>>>>

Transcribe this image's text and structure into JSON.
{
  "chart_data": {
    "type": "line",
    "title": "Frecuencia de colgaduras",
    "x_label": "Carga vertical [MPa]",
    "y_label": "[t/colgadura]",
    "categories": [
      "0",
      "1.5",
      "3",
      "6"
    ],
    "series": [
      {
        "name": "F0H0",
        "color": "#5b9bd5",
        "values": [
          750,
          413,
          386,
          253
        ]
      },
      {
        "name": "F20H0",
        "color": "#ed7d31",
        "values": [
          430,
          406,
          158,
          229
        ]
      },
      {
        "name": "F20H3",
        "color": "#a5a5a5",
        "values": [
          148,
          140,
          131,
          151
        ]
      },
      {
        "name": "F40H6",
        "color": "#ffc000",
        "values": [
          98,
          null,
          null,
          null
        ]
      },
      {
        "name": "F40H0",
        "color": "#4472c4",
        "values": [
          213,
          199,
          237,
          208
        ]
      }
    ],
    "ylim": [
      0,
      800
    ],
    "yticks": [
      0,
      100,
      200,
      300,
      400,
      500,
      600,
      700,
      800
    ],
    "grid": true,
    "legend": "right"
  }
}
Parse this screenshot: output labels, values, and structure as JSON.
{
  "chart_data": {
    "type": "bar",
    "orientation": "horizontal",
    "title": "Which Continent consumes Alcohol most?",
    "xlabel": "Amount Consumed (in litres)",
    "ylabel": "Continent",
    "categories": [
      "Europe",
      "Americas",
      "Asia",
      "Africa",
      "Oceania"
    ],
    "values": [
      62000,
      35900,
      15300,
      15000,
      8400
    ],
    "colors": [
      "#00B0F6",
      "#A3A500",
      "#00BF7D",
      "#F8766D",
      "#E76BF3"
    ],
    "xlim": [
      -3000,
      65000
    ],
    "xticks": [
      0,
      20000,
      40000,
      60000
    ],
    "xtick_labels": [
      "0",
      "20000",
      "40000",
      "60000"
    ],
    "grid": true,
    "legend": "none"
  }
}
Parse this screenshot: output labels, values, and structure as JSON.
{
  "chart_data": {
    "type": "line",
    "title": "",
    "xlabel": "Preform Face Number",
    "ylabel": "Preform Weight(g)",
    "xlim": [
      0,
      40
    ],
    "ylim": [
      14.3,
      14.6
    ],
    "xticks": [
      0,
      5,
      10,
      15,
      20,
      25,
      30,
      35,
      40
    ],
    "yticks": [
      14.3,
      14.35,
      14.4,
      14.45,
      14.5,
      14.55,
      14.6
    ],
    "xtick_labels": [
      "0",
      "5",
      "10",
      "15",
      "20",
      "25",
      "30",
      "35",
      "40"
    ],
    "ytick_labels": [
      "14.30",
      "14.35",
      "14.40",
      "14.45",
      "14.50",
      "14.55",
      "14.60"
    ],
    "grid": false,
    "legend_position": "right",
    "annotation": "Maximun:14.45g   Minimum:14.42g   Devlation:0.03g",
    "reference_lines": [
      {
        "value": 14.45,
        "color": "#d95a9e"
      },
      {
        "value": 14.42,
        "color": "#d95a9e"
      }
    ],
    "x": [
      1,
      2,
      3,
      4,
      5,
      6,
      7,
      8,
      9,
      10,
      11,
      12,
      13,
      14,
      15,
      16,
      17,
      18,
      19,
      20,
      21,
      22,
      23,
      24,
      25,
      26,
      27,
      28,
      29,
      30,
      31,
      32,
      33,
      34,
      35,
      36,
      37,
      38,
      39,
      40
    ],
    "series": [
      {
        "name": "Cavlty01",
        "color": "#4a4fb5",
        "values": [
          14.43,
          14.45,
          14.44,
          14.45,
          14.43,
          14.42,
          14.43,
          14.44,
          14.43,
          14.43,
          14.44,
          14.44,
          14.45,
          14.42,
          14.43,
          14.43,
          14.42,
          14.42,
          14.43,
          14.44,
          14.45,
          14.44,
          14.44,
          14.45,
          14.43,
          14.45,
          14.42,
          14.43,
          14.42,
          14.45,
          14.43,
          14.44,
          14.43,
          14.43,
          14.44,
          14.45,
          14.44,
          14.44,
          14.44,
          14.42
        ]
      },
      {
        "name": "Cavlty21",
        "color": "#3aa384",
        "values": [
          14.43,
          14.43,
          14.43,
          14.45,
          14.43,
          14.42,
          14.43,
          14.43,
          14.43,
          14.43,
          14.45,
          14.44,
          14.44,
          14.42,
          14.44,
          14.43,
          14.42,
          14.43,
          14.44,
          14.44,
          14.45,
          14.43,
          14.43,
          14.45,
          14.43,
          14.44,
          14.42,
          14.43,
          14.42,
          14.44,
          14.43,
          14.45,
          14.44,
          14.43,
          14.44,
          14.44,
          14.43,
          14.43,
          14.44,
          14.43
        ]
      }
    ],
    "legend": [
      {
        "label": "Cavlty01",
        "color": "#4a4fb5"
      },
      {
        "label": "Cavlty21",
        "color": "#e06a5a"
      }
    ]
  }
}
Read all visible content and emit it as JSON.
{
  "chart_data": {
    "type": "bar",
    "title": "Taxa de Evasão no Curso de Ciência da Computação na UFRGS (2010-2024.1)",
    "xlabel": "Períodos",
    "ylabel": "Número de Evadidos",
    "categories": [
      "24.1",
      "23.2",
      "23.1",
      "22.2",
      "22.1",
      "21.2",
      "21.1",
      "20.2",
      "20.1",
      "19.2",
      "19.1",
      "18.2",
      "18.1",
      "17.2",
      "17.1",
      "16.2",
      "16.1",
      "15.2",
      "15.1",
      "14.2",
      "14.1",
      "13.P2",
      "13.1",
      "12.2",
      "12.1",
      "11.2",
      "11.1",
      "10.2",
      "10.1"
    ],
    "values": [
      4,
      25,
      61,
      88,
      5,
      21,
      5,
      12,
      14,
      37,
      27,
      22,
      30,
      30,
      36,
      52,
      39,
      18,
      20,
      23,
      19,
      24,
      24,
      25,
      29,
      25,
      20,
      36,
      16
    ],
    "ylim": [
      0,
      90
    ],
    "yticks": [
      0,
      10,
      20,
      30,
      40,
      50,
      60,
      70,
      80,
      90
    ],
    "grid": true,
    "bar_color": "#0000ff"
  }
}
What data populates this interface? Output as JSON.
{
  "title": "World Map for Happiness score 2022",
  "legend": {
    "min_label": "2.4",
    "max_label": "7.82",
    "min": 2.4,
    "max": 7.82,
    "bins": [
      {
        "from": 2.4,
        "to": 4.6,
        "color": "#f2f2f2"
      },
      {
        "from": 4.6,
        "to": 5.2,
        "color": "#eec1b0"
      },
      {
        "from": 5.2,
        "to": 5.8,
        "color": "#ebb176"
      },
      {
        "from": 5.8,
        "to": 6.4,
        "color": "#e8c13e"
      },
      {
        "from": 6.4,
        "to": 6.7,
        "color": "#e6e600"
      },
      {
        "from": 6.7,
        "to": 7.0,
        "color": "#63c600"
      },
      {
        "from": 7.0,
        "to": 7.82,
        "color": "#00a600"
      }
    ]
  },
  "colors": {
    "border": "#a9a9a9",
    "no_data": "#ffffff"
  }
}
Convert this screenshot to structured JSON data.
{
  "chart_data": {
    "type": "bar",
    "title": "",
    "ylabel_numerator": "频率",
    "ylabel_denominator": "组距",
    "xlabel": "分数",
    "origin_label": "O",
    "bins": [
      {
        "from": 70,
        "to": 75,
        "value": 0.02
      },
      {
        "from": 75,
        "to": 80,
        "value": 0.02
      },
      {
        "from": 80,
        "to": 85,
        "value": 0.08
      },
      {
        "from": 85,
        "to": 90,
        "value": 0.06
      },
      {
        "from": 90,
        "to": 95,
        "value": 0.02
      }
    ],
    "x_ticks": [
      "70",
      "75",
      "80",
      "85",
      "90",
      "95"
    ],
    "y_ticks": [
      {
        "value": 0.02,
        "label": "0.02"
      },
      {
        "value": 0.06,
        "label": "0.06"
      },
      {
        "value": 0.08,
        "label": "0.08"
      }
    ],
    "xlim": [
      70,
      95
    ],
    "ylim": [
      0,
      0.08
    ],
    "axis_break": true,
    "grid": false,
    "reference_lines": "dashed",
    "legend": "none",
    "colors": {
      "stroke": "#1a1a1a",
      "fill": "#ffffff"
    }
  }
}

<<<<

▶ _Your goal_
Looking at the data above, show all lines where the word "title" occurs.

▶ _Full solution_
    "title": "Frecuencia de colgaduras",
    "title": "Which Continent consumes Alcohol most?",
    "title": "",
    "title": "Taxa de Evasão no Curso de Ciência da Computação na UFRGS (2010-2024.1)",
  "title": "World Map for Happiness score 2022",
    "title": "",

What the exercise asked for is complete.